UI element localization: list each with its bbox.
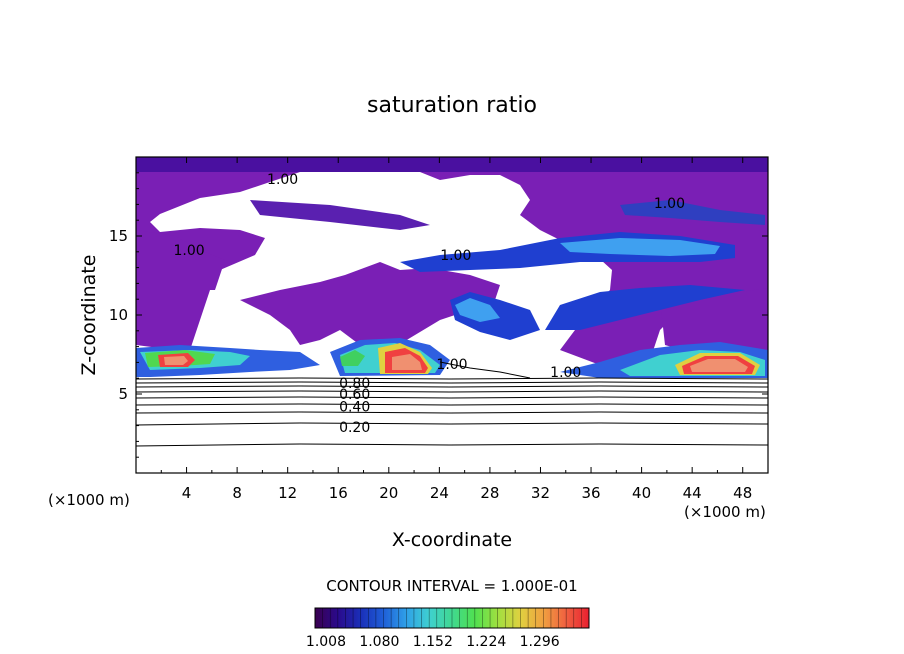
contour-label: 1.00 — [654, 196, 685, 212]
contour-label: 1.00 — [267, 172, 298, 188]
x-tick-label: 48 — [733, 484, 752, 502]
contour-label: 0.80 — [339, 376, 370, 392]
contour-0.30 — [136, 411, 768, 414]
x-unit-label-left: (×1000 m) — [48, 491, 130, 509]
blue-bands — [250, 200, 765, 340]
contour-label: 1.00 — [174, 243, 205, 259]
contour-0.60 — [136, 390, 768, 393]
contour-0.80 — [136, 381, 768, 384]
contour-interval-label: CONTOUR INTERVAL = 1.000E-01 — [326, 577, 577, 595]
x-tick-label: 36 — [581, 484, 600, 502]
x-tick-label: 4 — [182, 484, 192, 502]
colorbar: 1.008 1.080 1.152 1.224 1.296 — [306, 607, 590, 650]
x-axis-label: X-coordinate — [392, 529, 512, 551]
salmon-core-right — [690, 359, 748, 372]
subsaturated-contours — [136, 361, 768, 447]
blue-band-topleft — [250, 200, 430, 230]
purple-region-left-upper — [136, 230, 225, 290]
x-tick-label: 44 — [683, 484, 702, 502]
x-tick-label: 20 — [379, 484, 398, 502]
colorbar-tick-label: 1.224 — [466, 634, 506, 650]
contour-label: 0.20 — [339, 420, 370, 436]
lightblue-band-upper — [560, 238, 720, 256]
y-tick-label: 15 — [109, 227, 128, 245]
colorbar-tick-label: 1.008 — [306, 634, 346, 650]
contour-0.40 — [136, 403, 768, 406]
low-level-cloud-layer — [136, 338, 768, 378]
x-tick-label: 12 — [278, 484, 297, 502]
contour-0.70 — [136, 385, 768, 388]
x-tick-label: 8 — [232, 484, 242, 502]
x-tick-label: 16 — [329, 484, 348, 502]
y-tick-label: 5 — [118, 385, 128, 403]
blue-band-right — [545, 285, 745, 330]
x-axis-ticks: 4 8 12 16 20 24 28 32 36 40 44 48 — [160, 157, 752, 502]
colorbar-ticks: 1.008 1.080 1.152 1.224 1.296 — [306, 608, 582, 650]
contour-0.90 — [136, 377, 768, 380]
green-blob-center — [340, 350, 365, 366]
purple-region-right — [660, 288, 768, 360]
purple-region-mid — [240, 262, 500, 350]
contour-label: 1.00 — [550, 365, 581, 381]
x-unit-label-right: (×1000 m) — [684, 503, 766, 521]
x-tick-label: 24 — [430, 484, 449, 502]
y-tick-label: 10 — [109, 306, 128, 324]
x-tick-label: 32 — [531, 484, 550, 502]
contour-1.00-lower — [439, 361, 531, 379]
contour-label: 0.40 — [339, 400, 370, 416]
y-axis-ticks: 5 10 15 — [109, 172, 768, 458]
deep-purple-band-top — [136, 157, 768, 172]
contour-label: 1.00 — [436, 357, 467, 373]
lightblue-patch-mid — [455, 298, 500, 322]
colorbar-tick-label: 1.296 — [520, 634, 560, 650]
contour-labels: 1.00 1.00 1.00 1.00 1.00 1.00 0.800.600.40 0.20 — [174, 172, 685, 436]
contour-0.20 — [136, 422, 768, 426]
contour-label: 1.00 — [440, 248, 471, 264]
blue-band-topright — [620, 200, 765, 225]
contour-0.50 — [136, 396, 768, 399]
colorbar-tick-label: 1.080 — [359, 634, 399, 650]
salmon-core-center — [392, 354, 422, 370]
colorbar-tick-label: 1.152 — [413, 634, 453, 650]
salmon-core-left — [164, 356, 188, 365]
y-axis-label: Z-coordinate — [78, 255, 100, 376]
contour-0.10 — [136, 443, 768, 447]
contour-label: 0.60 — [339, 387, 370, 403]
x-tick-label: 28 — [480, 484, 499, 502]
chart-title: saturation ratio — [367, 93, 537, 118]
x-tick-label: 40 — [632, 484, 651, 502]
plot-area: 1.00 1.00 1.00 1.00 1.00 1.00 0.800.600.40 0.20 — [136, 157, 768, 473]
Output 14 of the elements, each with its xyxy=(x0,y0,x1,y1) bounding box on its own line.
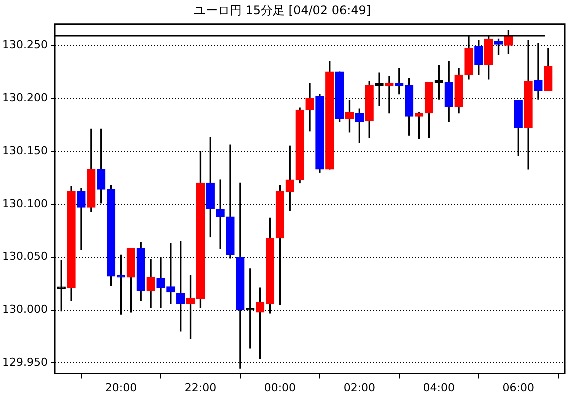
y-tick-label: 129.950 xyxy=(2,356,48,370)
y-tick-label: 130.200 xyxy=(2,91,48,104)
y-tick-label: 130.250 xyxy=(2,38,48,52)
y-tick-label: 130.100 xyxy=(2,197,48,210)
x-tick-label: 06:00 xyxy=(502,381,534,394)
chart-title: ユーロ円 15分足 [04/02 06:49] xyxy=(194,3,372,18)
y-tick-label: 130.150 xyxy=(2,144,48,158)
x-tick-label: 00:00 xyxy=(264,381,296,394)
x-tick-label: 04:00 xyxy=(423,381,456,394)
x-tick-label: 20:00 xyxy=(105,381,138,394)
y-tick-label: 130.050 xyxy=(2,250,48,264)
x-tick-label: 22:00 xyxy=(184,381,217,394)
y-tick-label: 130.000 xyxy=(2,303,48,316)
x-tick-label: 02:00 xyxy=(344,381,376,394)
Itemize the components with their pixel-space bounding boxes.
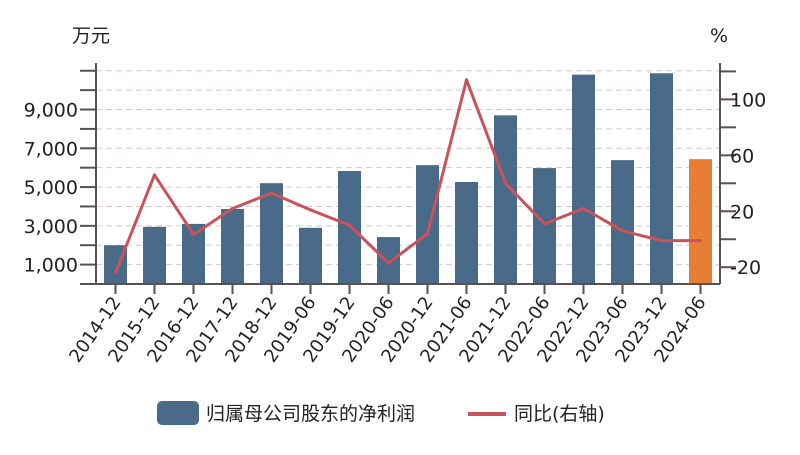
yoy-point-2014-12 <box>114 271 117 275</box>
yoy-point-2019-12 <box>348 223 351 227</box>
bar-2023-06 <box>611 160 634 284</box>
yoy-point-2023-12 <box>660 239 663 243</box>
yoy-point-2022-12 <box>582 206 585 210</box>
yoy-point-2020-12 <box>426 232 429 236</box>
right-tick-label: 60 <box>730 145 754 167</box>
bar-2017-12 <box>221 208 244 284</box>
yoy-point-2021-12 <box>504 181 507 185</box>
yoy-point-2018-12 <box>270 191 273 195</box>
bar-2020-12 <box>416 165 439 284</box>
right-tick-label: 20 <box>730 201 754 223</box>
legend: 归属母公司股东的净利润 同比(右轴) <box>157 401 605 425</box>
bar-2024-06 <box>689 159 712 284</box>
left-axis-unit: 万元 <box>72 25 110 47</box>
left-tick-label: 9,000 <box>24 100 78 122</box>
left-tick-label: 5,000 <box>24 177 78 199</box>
■ ■ ■ ■
SET TASK — Substitute "x-axis-tick-label" for every "x-tick-label" in all of the data above, and give the lines back otherwise unchanged, without the pictures.

OUTPUT —
UI element localization: list each with its bbox.
contour-label: 1.00 — [654, 196, 685, 212]
contour-label: 1.00 — [267, 172, 298, 188]
x-axis-tick-label: 48 — [733, 484, 752, 502]
contour-label: 0.80 — [339, 376, 370, 392]
contour-0.30 — [136, 411, 768, 414]
x-unit-label-left: (×1000 m) — [48, 491, 130, 509]
blue-bands — [250, 200, 765, 340]
contour-label: 1.00 — [174, 243, 205, 259]
contour-0.60 — [136, 390, 768, 393]
contour-0.80 — [136, 381, 768, 384]
contour-interval-label: CONTOUR INTERVAL = 1.000E-01 — [326, 577, 577, 595]
x-axis-tick-label: 36 — [581, 484, 600, 502]
x-axis-tick-label: 4 — [182, 484, 192, 502]
colorbar: 1.008 1.080 1.152 1.224 1.296 — [306, 607, 590, 650]
x-axis-label: X-coordinate — [392, 529, 512, 551]
salmon-core-right — [690, 359, 748, 372]
subsaturated-contours — [136, 361, 768, 447]
blue-band-topleft — [250, 200, 430, 230]
purple-region-left-upper — [136, 230, 225, 290]
x-axis-tick-label: 44 — [683, 484, 702, 502]
x-axis-tick-label: 20 — [379, 484, 398, 502]
colorbar-tick-label: 1.224 — [466, 634, 506, 650]
contour-label: 0.20 — [339, 420, 370, 436]
lightblue-band-upper — [560, 238, 720, 256]
y-tick-label: 15 — [109, 227, 128, 245]
colorbar-tick-label: 1.008 — [306, 634, 346, 650]
contour-0.40 — [136, 403, 768, 406]
low-level-cloud-layer — [136, 338, 768, 378]
x-axis-tick-label: 12 — [278, 484, 297, 502]
contour-0.70 — [136, 385, 768, 388]
x-axis-tick-label: 8 — [232, 484, 242, 502]
x-axis-tick-label: 16 — [329, 484, 348, 502]
y-tick-label: 5 — [118, 385, 128, 403]
blue-band-right — [545, 285, 745, 330]
x-axis-ticks: 4 8 12 16 20 24 28 32 36 40 44 48 — [160, 157, 752, 502]
colorbar-ticks: 1.008 1.080 1.152 1.224 1.296 — [306, 608, 582, 650]
contour-0.90 — [136, 377, 768, 380]
green-blob-center — [340, 350, 365, 366]
purple-region-right — [660, 288, 768, 360]
purple-region-mid — [240, 262, 500, 350]
contour-label: 1.00 — [550, 365, 581, 381]
x-unit-label-right: (×1000 m) — [684, 503, 766, 521]
x-axis-tick-label: 24 — [430, 484, 449, 502]
y-tick-label: 10 — [109, 306, 128, 324]
x-axis-tick-label: 32 — [531, 484, 550, 502]
contour-1.00-lower — [439, 361, 531, 379]
contour-label: 0.40 — [339, 400, 370, 416]
y-axis-ticks: 5 10 15 — [109, 172, 768, 458]
deep-purple-band-top — [136, 157, 768, 172]
contour-label: 1.00 — [436, 357, 467, 373]
lightblue-patch-mid — [455, 298, 500, 322]
colorbar-tick-label: 1.296 — [520, 634, 560, 650]
contour-labels: 1.00 1.00 1.00 1.00 1.00 1.00 0.800.600.40 0.20 — [174, 172, 685, 436]
contour-0.20 — [136, 422, 768, 426]
contour-label: 1.00 — [440, 248, 471, 264]
blue-band-topright — [620, 200, 765, 225]
contour-0.50 — [136, 396, 768, 399]
colorbar-tick-label: 1.080 — [359, 634, 399, 650]
salmon-core-center — [392, 354, 422, 370]
colorbar-tick-label: 1.152 — [413, 634, 453, 650]
salmon-core-left — [164, 356, 188, 365]
y-axis-label: Z-coordinate — [78, 255, 100, 376]
contour-0.10 — [136, 443, 768, 447]
contour-label: 0.60 — [339, 387, 370, 403]
x-axis-tick-label: 28 — [480, 484, 499, 502]
chart-title: saturation ratio — [367, 93, 537, 118]
x-axis-tick-label: 40 — [632, 484, 651, 502]
plot-area: 1.00 1.00 1.00 1.00 1.00 1.00 0.800.600.40 0.20 — [136, 157, 768, 473]
Output 14 of the elements, each with its xyxy=(x0,y0,x1,y1) bounding box on its own line.
y-tick-label: 129.950 xyxy=(2,356,48,370)
y-tick-label: 130.200 xyxy=(2,91,48,104)
y-tick-label: 130.250 xyxy=(2,38,48,52)
y-tick-label: 130.100 xyxy=(2,197,48,210)
x-axis-tick-label: 06:00 xyxy=(502,381,534,394)
chart-title: ユーロ円 15分足 [04/02 06:49] xyxy=(194,3,372,18)
y-tick-label: 130.150 xyxy=(2,144,48,158)
x-axis-tick-label: 00:00 xyxy=(264,381,296,394)
x-axis-tick-label: 04:00 xyxy=(423,381,456,394)
x-axis-tick-label: 20:00 xyxy=(105,381,138,394)
y-tick-label: 130.050 xyxy=(2,250,48,264)
x-axis-tick-label: 22:00 xyxy=(184,381,217,394)
y-tick-label: 130.000 xyxy=(2,303,48,316)
x-axis-tick-label: 02:00 xyxy=(344,381,376,394)
Itemize the components with their pixel-space bounding boxes.
yoy-point-2014-12 <box>114 271 117 275</box>
yoy-point-2019-12 <box>348 223 351 227</box>
bar-2023-06 <box>611 160 634 284</box>
yoy-point-2023-12 <box>660 239 663 243</box>
yoy-point-2022-12 <box>582 206 585 210</box>
yoy-point-2020-12 <box>426 232 429 236</box>
right-tick-label: 60 <box>730 145 754 167</box>
bar-2017-12 <box>221 208 244 284</box>
yoy-point-2021-12 <box>504 181 507 185</box>
yoy-point-2018-12 <box>270 191 273 195</box>
bar-2020-12 <box>416 165 439 284</box>
right-tick-label: 20 <box>730 201 754 223</box>
legend: 归属母公司股东的净利润 同比(右轴) <box>157 401 605 425</box>
bar-2024-06 <box>689 159 712 284</box>
left-axis-unit: 万元 <box>72 25 110 47</box>
left-tick-label: 9,000 <box>24 100 78 122</box>
left-tick-label: 5,000 <box>24 177 78 199</box>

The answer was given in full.